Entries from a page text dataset

⁂

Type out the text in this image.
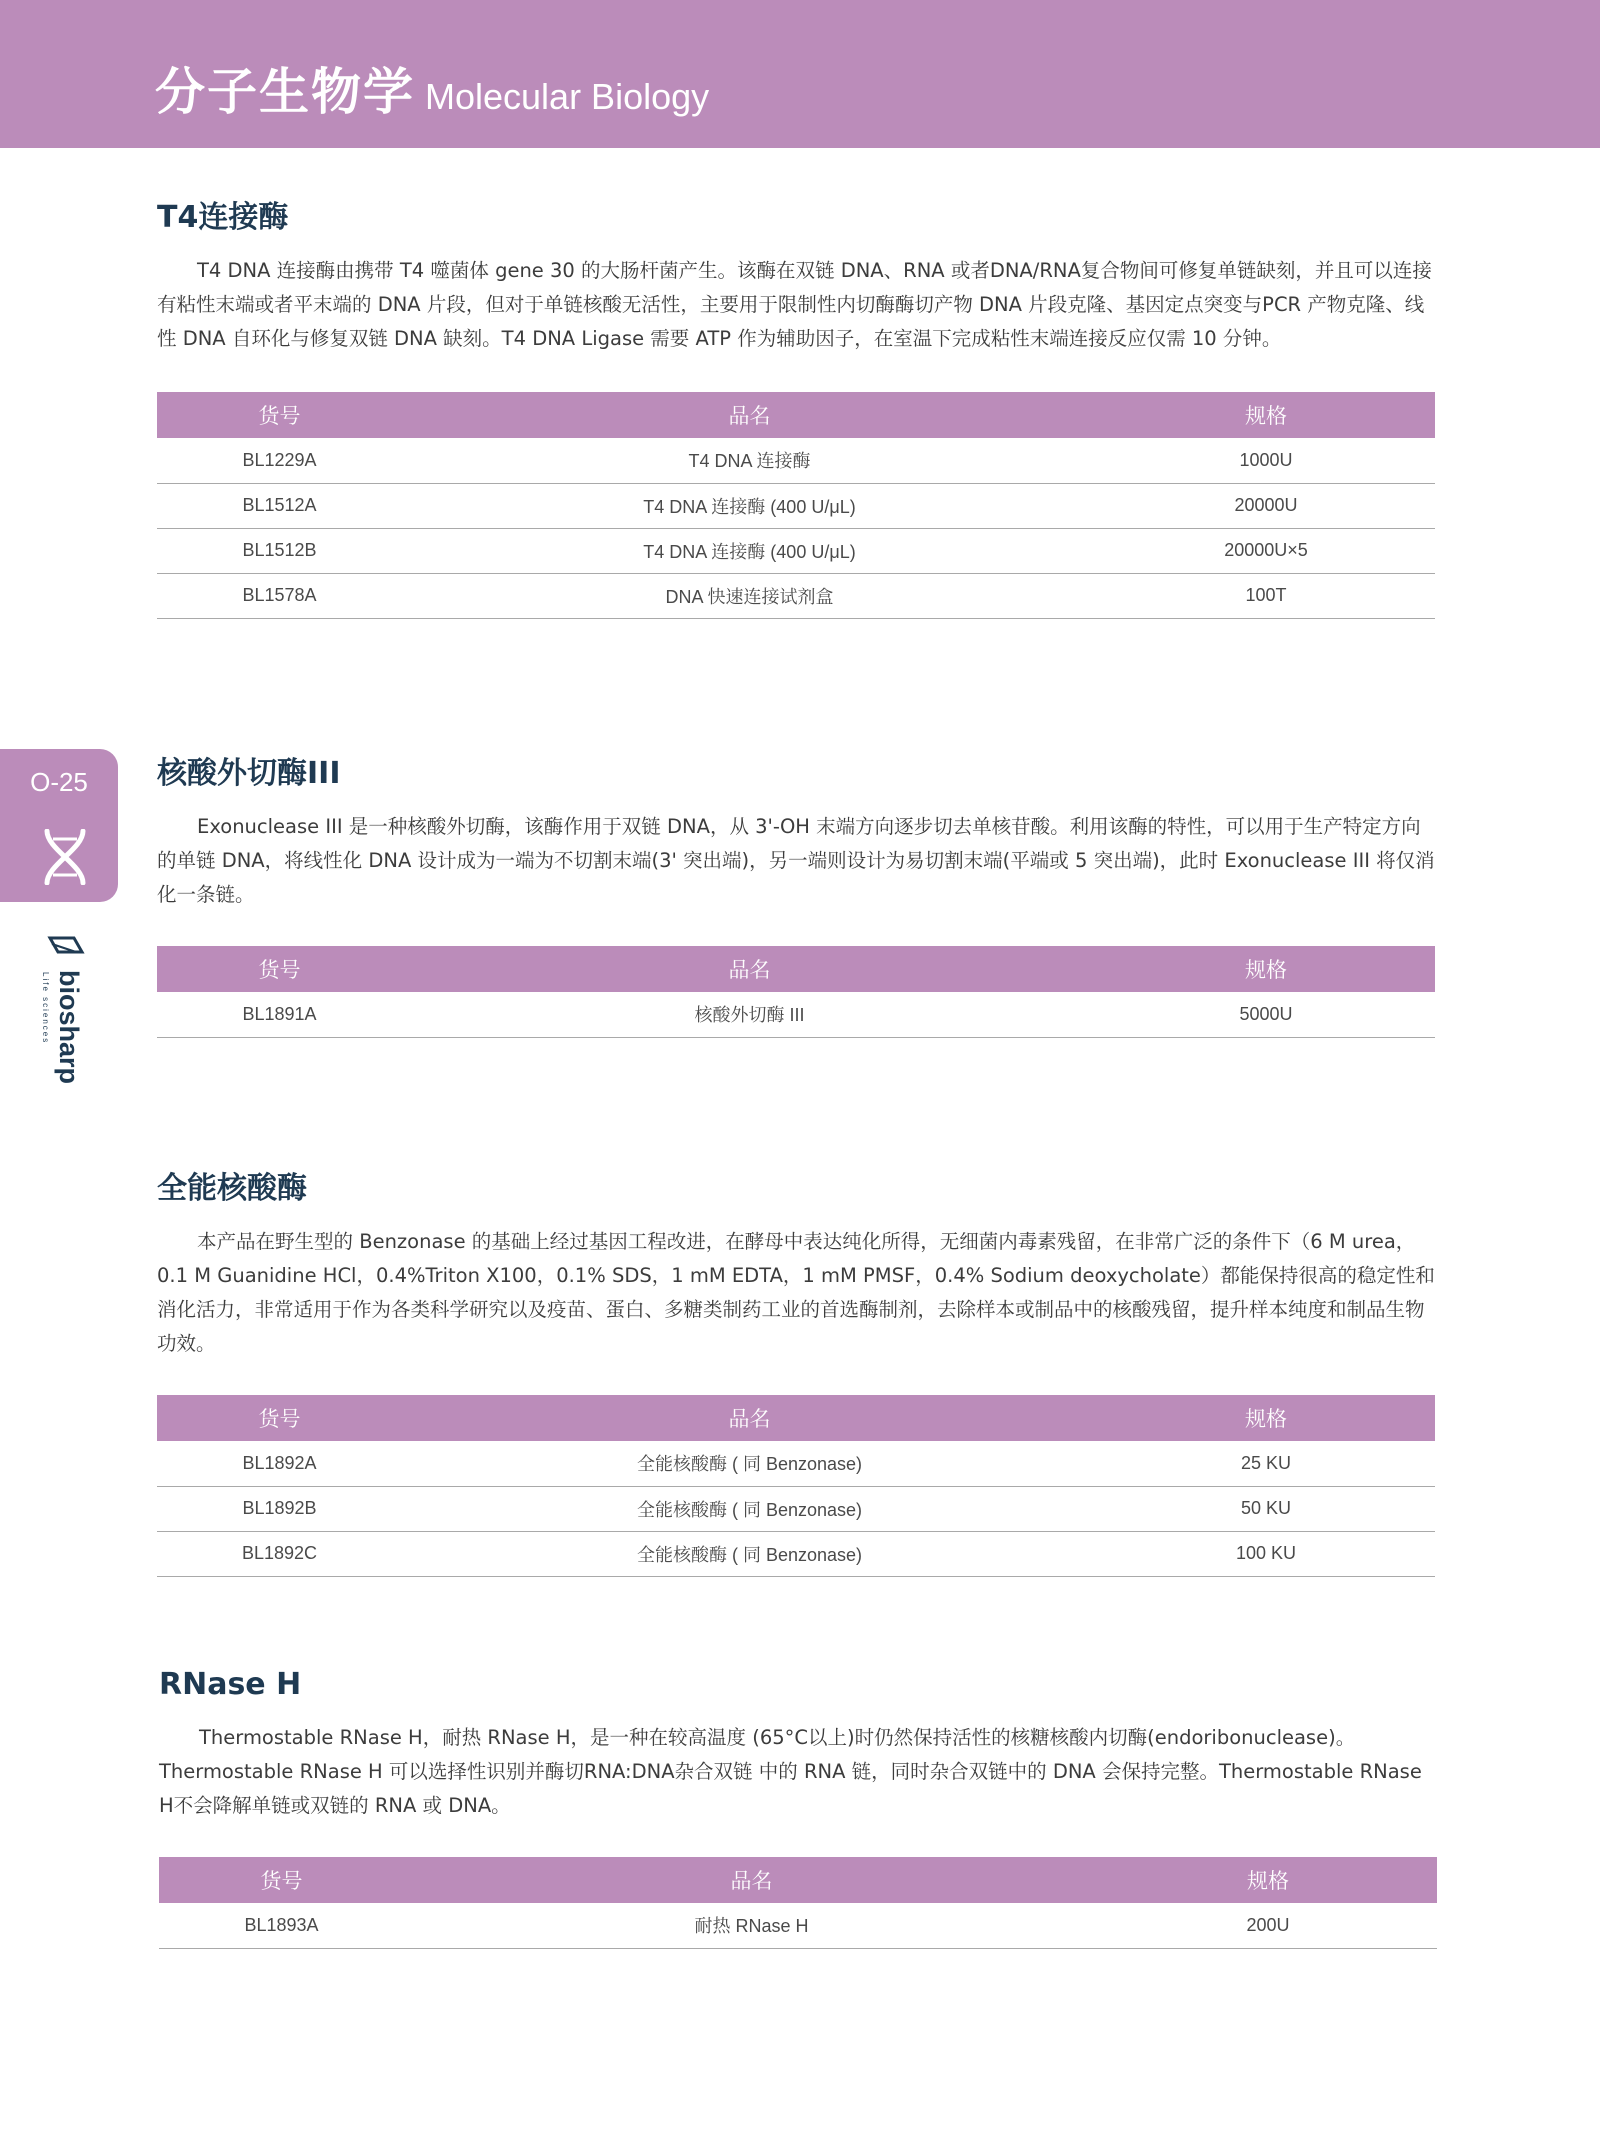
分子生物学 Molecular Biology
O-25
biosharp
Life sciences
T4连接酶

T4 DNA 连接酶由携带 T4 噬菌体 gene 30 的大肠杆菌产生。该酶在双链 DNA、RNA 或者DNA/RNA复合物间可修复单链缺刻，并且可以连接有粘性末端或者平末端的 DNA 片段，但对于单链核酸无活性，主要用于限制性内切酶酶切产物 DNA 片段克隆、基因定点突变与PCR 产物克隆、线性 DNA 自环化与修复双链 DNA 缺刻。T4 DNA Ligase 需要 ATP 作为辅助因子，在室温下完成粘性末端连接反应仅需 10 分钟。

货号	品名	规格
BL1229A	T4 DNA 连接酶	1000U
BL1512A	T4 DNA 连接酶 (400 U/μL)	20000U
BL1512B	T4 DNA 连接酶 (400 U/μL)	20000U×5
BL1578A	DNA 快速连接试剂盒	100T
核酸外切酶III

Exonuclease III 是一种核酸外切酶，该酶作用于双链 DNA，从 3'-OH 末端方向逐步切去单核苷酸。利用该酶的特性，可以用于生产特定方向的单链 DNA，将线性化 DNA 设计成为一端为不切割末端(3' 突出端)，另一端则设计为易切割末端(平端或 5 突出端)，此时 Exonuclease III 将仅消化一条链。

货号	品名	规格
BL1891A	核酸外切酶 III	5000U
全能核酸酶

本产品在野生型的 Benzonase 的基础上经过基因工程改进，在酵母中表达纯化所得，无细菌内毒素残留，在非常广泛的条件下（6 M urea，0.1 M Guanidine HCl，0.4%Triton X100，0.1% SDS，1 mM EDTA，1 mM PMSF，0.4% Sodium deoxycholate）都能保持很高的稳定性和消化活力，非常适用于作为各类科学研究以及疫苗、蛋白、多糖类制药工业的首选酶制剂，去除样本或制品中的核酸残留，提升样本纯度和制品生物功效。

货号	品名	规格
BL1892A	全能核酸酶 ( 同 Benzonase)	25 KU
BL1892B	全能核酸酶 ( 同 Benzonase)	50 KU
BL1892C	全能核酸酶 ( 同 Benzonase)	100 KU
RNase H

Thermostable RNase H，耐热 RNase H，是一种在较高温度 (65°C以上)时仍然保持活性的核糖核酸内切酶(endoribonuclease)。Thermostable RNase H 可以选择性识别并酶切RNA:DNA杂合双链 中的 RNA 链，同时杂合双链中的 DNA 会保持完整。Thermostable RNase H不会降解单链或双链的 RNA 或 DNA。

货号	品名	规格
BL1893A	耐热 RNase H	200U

⁂

**YOUR TASK:** Of the lines in the data, report each one containing the string "全能核酸酶".

**SOLUTION FOR THIS EXERCISE:**
全能核酸酶
BL1892A	全能核酸酶 ( 同 Benzonase)	25 KU
BL1892B	全能核酸酶 ( 同 Benzonase)	50 KU
BL1892C	全能核酸酶 ( 同 Benzonase)	100 KU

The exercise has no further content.